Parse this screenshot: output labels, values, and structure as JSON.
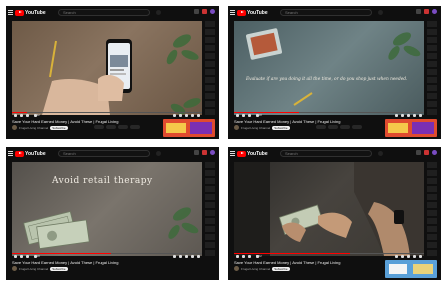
{
  "app": {
    "logo_text": "YouTube"
  },
  "search": {
    "placeholder": "Search"
  },
  "video": {
    "title": "Save Your Hard Earned Money | Avoid These | Frugal Living",
    "channel": "Frugal Living Channel",
    "subscribe_label": "Subscribe",
    "time": "0:42 / 8:15"
  },
  "frames": [
    {
      "caption": "",
      "progress": 0.08,
      "time": "0:42"
    },
    {
      "caption": "Evaluate if are you doing it all the time, or do you shop just when needed.",
      "progress": 0.34,
      "time": "2:48"
    },
    {
      "caption": "Avoid retail therapy",
      "progress": 0.52,
      "time": "4:18"
    },
    {
      "caption": "",
      "progress": 0.61,
      "time": "5:02"
    }
  ],
  "colors": {
    "accent": "#ff0000",
    "background": "#0f0f0f"
  }
}
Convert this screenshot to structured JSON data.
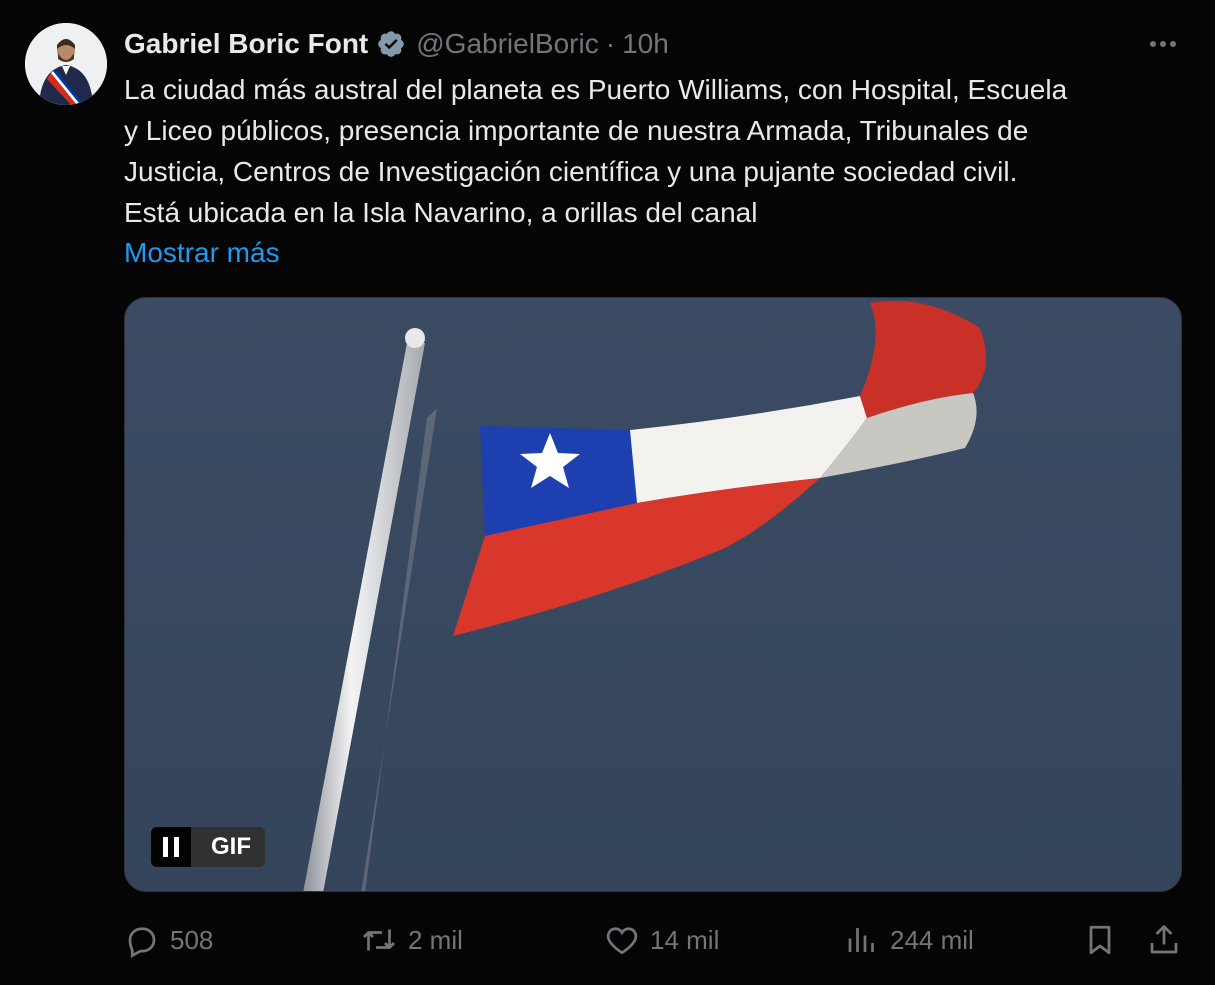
{
  "author": {
    "name": "Gabriel Boric Font",
    "handle": "@GabrielBoric",
    "separator": "·",
    "time": "10h"
  },
  "tweet": {
    "lines": [
      "La ciudad más austral del planeta es Puerto Williams, con Hospital, Escuela",
      "y Liceo públicos, presencia importante de nuestra Armada, Tribunales de",
      "Justicia, Centros de Investigación científica y una pujante sociedad civil.",
      "Está ubicada en la Isla Navarino, a orillas del canal"
    ],
    "show_more": "Mostrar más"
  },
  "media": {
    "badge": "GIF",
    "icon": "pause-icon"
  },
  "actions": {
    "replies": "508",
    "reposts": "2 mil",
    "likes": "14 mil",
    "views": "244 mil"
  },
  "colors": {
    "background": "#050505",
    "text": "#e7e9ea",
    "muted": "#71767b",
    "link": "#1d9bf0",
    "verified": "#829aab",
    "sky": "#36475e"
  }
}
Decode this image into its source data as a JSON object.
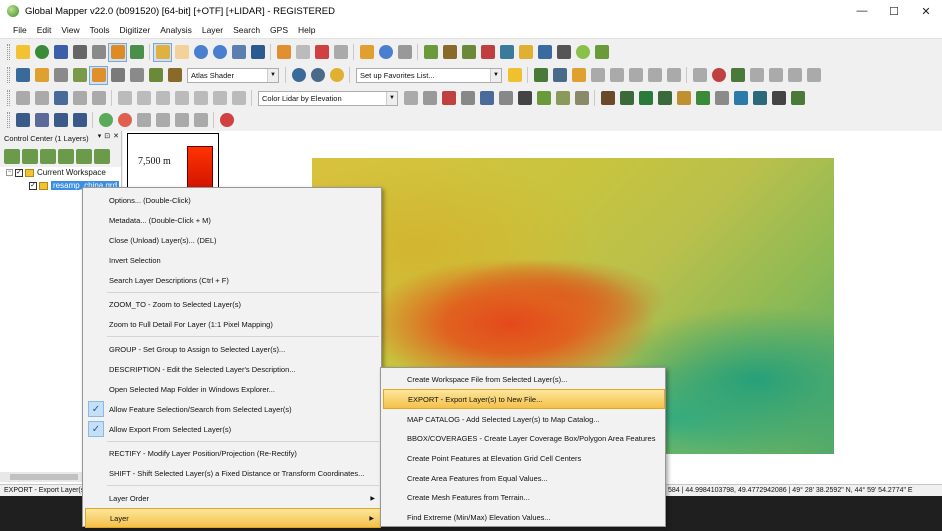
{
  "window": {
    "title": "Global Mapper v22.0 (b091520) [64-bit] [+OTF] [+LIDAR] - REGISTERED",
    "minimize": "—",
    "maximize": "☐",
    "close": "✕"
  },
  "menubar": [
    "File",
    "Edit",
    "View",
    "Tools",
    "Digitizer",
    "Analysis",
    "Layer",
    "Search",
    "GPS",
    "Help"
  ],
  "toolbars": {
    "shader_combo": "Atlas Shader",
    "favorites_combo": "Set up Favorites List...",
    "lidar_combo": "Color Lidar by Elevation",
    "combo_arrow": "▼"
  },
  "control_center": {
    "title": "Control Center (1 Layers)",
    "header_buttons": [
      "▾",
      "⊡",
      "✕"
    ],
    "expander": "−",
    "check": "✓",
    "workspace_label": "Current Workspace",
    "layer_label": "resamp_china.grd"
  },
  "legend": {
    "label": "7,500 m"
  },
  "status": {
    "left": "EXPORT - Export Layer(s)",
    "right": "584 | 44.9984103798, 49.4772942086 | 49° 28' 38.2592\" N, 44° 59' 54.2774\" E"
  },
  "context_menu": {
    "items": [
      {
        "label": "Options... (Double-Click)"
      },
      {
        "label": "Metadata... (Double-Click + M)"
      },
      {
        "label": "Close (Unload) Layer(s)... (DEL)"
      },
      {
        "label": "Invert Selection"
      },
      {
        "label": "Search Layer Descriptions (Ctrl + F)"
      },
      {
        "label": "ZOOM_TO - Zoom to Selected Layer(s)"
      },
      {
        "label": "Zoom to Full Detail For Layer (1:1 Pixel Mapping)"
      },
      {
        "label": "GROUP - Set Group to Assign to Selected Layer(s)..."
      },
      {
        "label": "DESCRIPTION - Edit the Selected Layer's Description..."
      },
      {
        "label": "Open Selected Map Folder in Windows Explorer..."
      },
      {
        "label": "Allow Feature Selection/Search from Selected Layer(s)",
        "checked": true
      },
      {
        "label": "Allow Export From Selected Layer(s)",
        "checked": true
      },
      {
        "label": "RECTIFY - Modify Layer Position/Projection (Re-Rectify)"
      },
      {
        "label": "SHIFT - Shift Selected Layer(s) a Fixed Distance or Transform Coordinates..."
      },
      {
        "label": "Layer Order"
      },
      {
        "label": "Layer"
      }
    ],
    "check_mark": "✓",
    "submenu_arrow": "▶"
  },
  "sub_menu": {
    "items": [
      {
        "label": "Create Workspace File from Selected Layer(s)..."
      },
      {
        "label": "EXPORT - Export Layer(s) to New File..."
      },
      {
        "label": "MAP CATALOG - Add Selected Layer(s) to Map Catalog..."
      },
      {
        "label": "BBOX/COVERAGES  - Create Layer Coverage Box/Polygon Area Features"
      },
      {
        "label": "Create Point Features at Elevation Grid Cell Centers"
      },
      {
        "label": "Create Area Features from Equal Values..."
      },
      {
        "label": "Create Mesh Features from Terrain..."
      },
      {
        "label": "Find Extreme (Min/Max) Elevation Values..."
      }
    ]
  },
  "colors": {
    "selection": "#3b8fe3",
    "menu_highlight": "#f4c04a",
    "legend_bar": "#ff3300"
  }
}
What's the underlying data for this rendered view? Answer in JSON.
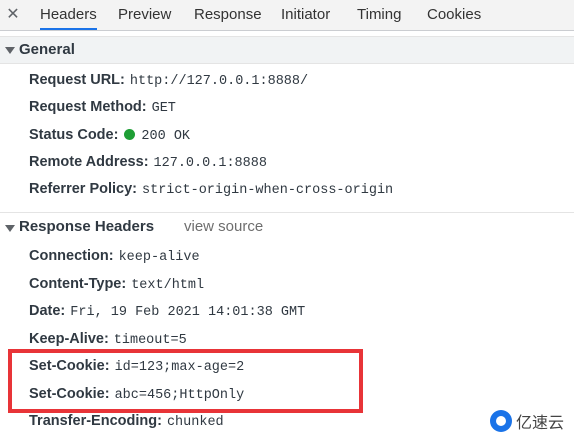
{
  "tabs": {
    "close_icon": "✕",
    "items": [
      "Headers",
      "Preview",
      "Response",
      "Initiator",
      "Timing",
      "Cookies"
    ],
    "active": "Headers"
  },
  "general": {
    "title": "General",
    "request_url_key": "Request URL:",
    "request_url_val": "http://127.0.0.1:8888/",
    "request_method_key": "Request Method:",
    "request_method_val": "GET",
    "status_code_key": "Status Code:",
    "status_code_val": "200 OK",
    "status_color": "#1e9e35",
    "remote_address_key": "Remote Address:",
    "remote_address_val": "127.0.0.1:8888",
    "referrer_policy_key": "Referrer Policy:",
    "referrer_policy_val": "strict-origin-when-cross-origin"
  },
  "response_headers": {
    "title": "Response Headers",
    "view_source": "view source",
    "connection_key": "Connection:",
    "connection_val": "keep-alive",
    "content_type_key": "Content-Type:",
    "content_type_val": "text/html",
    "date_key": "Date:",
    "date_val": "Fri, 19 Feb 2021 14:01:38 GMT",
    "keep_alive_key": "Keep-Alive:",
    "keep_alive_val": "timeout=5",
    "set_cookie_1_key": "Set-Cookie:",
    "set_cookie_1_val": "id=123;max-age=2",
    "set_cookie_2_key": "Set-Cookie:",
    "set_cookie_2_val": "abc=456;HttpOnly",
    "transfer_encoding_key": "Transfer-Encoding:",
    "transfer_encoding_val": "chunked"
  },
  "annotation": {
    "highlight_color": "#e83438"
  },
  "watermark": {
    "text": "亿速云"
  },
  "colors": {
    "accent": "#1a73e8",
    "tabbar_bg": "#f3f3f3",
    "section_bg": "#f1f3f4"
  }
}
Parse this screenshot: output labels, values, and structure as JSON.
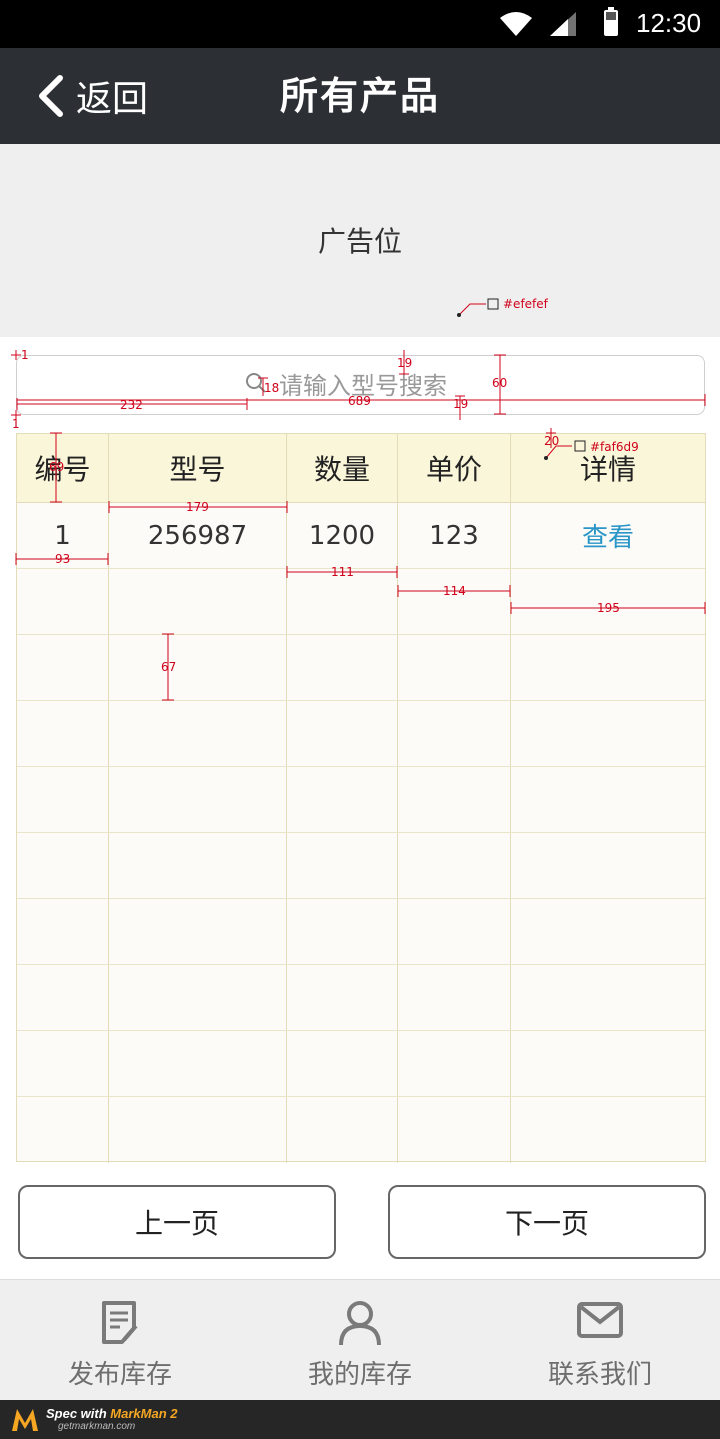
{
  "status_bar": {
    "time": "12:30",
    "icons": [
      "wifi-icon",
      "cell-signal-icon",
      "battery-icon"
    ]
  },
  "nav": {
    "back_label": "返回",
    "title": "所有产品"
  },
  "ad": {
    "label": "广告位"
  },
  "search": {
    "placeholder": "请输入型号搜索"
  },
  "table": {
    "headers": [
      "编号",
      "型号",
      "数量",
      "单价",
      "详情"
    ],
    "rows": [
      [
        "1",
        "256987",
        "1200",
        "123",
        "查看"
      ],
      [
        "",
        "",
        "",
        "",
        ""
      ],
      [
        "",
        "",
        "",
        "",
        ""
      ],
      [
        "",
        "",
        "",
        "",
        ""
      ],
      [
        "",
        "",
        "",
        "",
        ""
      ],
      [
        "",
        "",
        "",
        "",
        ""
      ],
      [
        "",
        "",
        "",
        "",
        ""
      ],
      [
        "",
        "",
        "",
        "",
        ""
      ],
      [
        "",
        "",
        "",
        "",
        ""
      ],
      [
        "",
        "",
        "",
        "",
        ""
      ]
    ]
  },
  "pager": {
    "prev_label": "上一页",
    "next_label": "下一页"
  },
  "tabbar": {
    "items": [
      {
        "label": "发布库存",
        "icon": "document-edit-icon"
      },
      {
        "label": "我的库存",
        "icon": "person-icon"
      },
      {
        "label": "联系我们",
        "icon": "mail-icon"
      }
    ]
  },
  "markman": {
    "brand_prefix": "Spec with ",
    "brand_name": "MarkMan 2",
    "site": "getmarkman.com"
  },
  "annotations": {
    "ad_color": "#efefef",
    "header_color": "#faf6d9",
    "labels": [
      "1",
      "1",
      "19",
      "60",
      "18",
      "232",
      "689",
      "19",
      "20",
      "69",
      "179",
      "93",
      "111",
      "114",
      "195",
      "67"
    ]
  },
  "colors": {
    "navbar": "#2c3034",
    "link": "#2a96c8",
    "table_header": "#faf6d9",
    "ad_background": "#efefef"
  }
}
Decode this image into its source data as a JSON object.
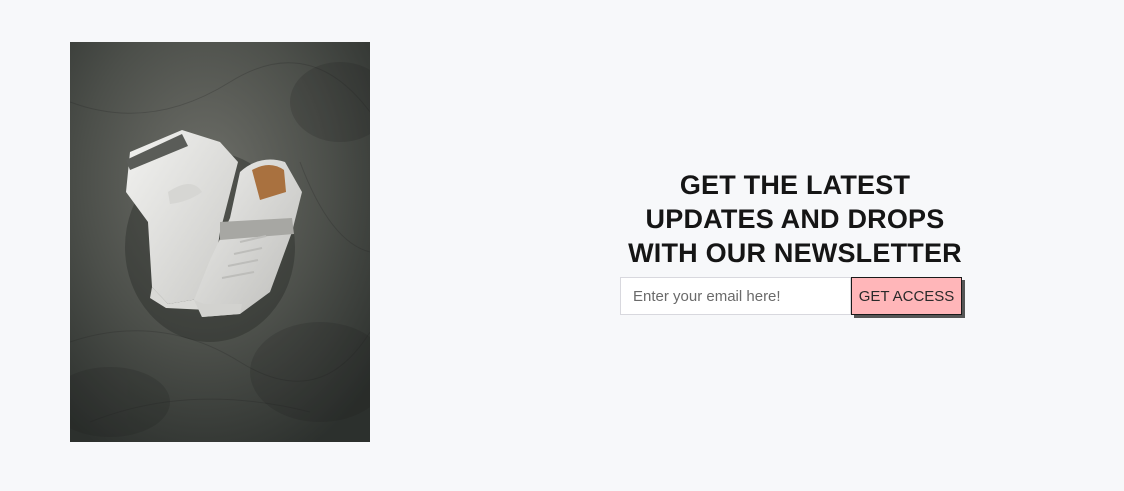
{
  "newsletter": {
    "headline_lines": [
      "GET THE LATEST",
      "UPDATES AND DROPS",
      "WITH OUR NEWSLETTER"
    ],
    "email_placeholder": "Enter your email here!",
    "email_value": "",
    "submit_label": "GET ACCESS"
  },
  "image": {
    "subject": "white-high-top-sneakers-on-concrete"
  },
  "colors": {
    "background": "#f7f8fa",
    "button_bg": "#ffb6b9",
    "headline": "#151515"
  }
}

□ □ □ □

• [Exercise brief] Which lines of the data include "Export"? Copy each of them.

• [Reply]
    "left": "EXPORT - Export Layer(s)",
        "label": "Allow Export From Selected Layer(s)",
        "label": "EXPORT - Export Layer(s) to New File..."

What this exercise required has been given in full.